(Extracted data entries)
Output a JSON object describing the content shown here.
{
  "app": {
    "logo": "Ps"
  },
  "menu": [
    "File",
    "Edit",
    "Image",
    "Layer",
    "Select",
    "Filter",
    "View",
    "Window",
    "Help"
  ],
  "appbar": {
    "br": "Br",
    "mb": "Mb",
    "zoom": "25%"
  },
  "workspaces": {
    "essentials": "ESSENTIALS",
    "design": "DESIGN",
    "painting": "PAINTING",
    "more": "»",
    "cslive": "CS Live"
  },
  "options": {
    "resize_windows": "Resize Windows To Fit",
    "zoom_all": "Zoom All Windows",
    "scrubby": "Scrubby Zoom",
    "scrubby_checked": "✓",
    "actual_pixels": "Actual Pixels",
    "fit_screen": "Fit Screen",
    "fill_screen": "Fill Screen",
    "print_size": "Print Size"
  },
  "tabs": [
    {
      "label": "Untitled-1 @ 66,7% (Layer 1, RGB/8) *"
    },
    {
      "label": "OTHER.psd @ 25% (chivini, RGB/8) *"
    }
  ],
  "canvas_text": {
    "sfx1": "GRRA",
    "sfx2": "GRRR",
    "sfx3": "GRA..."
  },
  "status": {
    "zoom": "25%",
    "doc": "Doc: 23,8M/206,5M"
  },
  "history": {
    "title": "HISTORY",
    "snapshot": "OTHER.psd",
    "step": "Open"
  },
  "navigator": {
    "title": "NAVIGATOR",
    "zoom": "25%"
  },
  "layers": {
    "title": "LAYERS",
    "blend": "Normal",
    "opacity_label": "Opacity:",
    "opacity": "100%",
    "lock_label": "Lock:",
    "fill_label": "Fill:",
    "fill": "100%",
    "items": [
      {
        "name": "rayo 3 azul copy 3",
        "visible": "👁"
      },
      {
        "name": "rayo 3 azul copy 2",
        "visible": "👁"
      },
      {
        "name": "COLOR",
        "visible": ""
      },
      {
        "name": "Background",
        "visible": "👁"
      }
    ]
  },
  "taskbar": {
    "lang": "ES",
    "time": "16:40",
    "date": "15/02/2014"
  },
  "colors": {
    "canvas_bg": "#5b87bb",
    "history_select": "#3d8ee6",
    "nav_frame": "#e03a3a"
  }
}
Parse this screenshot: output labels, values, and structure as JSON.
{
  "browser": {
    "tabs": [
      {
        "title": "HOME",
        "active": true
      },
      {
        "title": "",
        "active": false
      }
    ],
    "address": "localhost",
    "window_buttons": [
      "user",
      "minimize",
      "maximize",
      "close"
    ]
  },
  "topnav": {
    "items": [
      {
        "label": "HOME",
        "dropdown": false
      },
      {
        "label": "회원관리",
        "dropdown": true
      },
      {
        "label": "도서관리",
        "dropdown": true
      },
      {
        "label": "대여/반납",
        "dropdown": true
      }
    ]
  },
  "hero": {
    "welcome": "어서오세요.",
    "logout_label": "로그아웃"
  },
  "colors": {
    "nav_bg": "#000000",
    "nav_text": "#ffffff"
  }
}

■ **WHAT THE TASK REQUIRES**:
Copy only the stretch running from the line containing "Parse this screenshot: output" to the final line of the entries, both ends included, exactly as it stands.

■ **FINISHED EXERCISE**:
Parse this screenshot: output labels, values, and structure as JSON.
{
  "browser": {
    "tabs": [
      {
        "title": "HOME",
        "active": true
      },
      {
        "title": "",
        "active": false
      }
    ],
    "address": "localhost",
    "window_buttons": [
      "user",
      "minimize",
      "maximize",
      "close"
    ]
  },
  "topnav": {
    "items": [
      {
        "label": "HOME",
        "dropdown": false
      },
      {
        "label": "회원관리",
        "dropdown": true
      },
      {
        "label": "도서관리",
        "dropdown": true
      },
      {
        "label": "대여/반납",
        "dropdown": true
      }
    ]
  },
  "hero": {
    "welcome": "어서오세요.",
    "logout_label": "로그아웃"
  },
  "colors": {
    "nav_bg": "#000000",
    "nav_text": "#ffffff"
  }
}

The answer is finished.